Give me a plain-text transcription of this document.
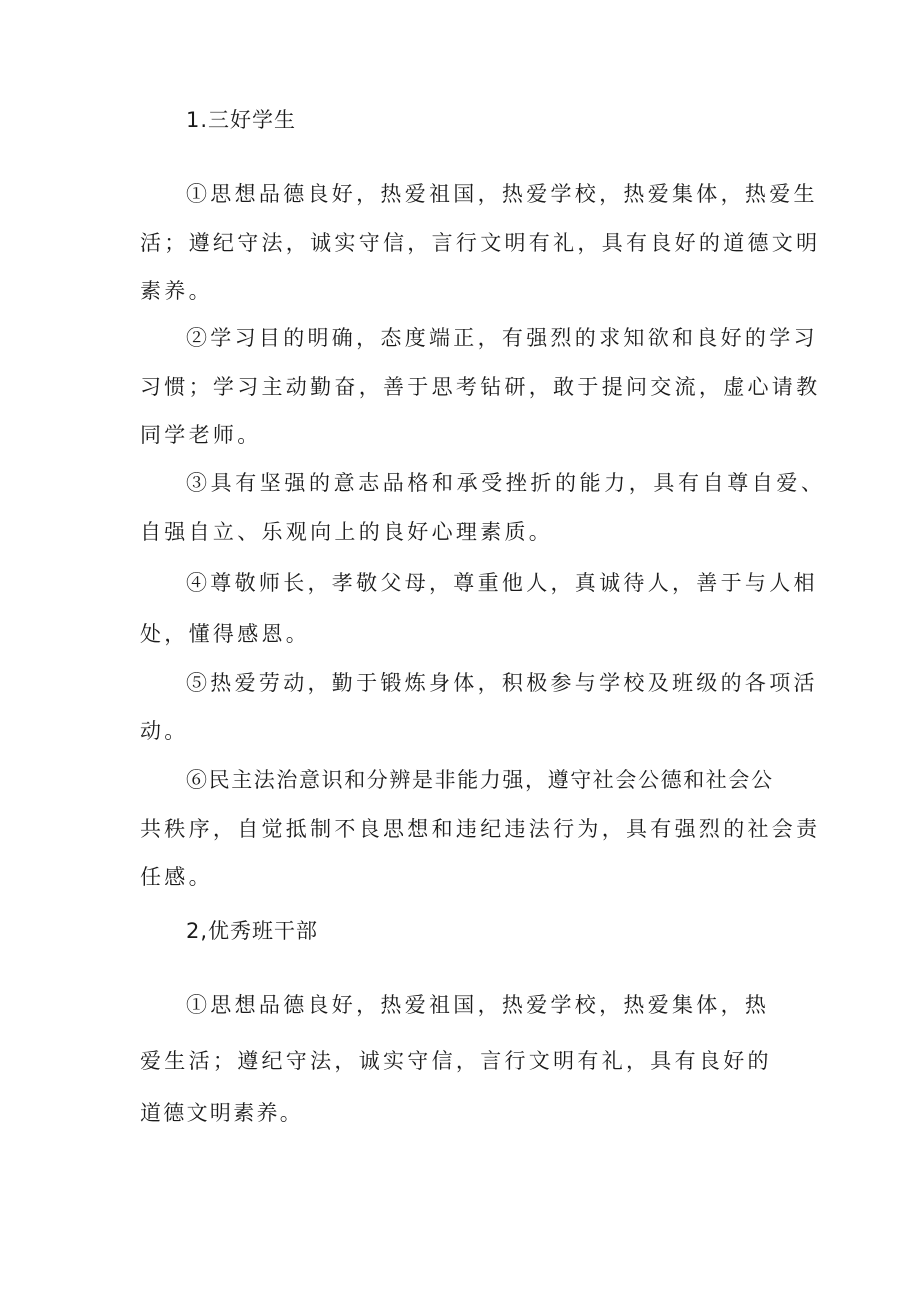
1.三好学生

①思想品德良好，热爱祖国，热爱学校，热爱集体，热爱生

活；遵纪守法，诚实守信，言行文明有礼，具有良好的道德文明

素养。

②学习目的明确，态度端正，有强烈的求知欲和良好的学习

习惯；学习主动勤奋，善于思考钻研，敢于提问交流，虚心请教

同学老师。

③具有坚强的意志品格和承受挫折的能力，具有自尊自爱、

自强自立、乐观向上的良好心理素质。

④尊敬师长，孝敬父母，尊重他人，真诚待人，善于与人相

处，懂得感恩。

⑤热爱劳动，勤于锻炼身体，积极参与学校及班级的各项活

动。

⑥民主法治意识和分辨是非能力强，遵守社会公德和社会公

共秩序，自觉抵制不良思想和违纪违法行为，具有强烈的社会责

任感。

2,优秀班干部

①思想品德良好，热爱祖国，热爱学校，热爱集体，热

爱生活；遵纪守法，诚实守信，言行文明有礼，具有良好的

道德文明素养。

☆ ☆ ☆ ☆ ☆

• TASK GOAL
Strip out the images, then output the records above word for word.

• RESPONSE TO THE EXERCISE
Give me a plain-text transcription of this document.
1.三好学生

①思想品德良好，热爱祖国，热爱学校，热爱集体，热爱生

活；遵纪守法，诚实守信，言行文明有礼，具有良好的道德文明

素养。

②学习目的明确，态度端正，有强烈的求知欲和良好的学习

习惯；学习主动勤奋，善于思考钻研，敢于提问交流，虚心请教

同学老师。

③具有坚强的意志品格和承受挫折的能力，具有自尊自爱、

自强自立、乐观向上的良好心理素质。

④尊敬师长，孝敬父母，尊重他人，真诚待人，善于与人相

处，懂得感恩。

⑤热爱劳动，勤于锻炼身体，积极参与学校及班级的各项活

动。

⑥民主法治意识和分辨是非能力强，遵守社会公德和社会公

共秩序，自觉抵制不良思想和违纪违法行为，具有强烈的社会责

任感。

2,优秀班干部

①思想品德良好，热爱祖国，热爱学校，热爱集体，热

爱生活；遵纪守法，诚实守信，言行文明有礼，具有良好的

道德文明素养。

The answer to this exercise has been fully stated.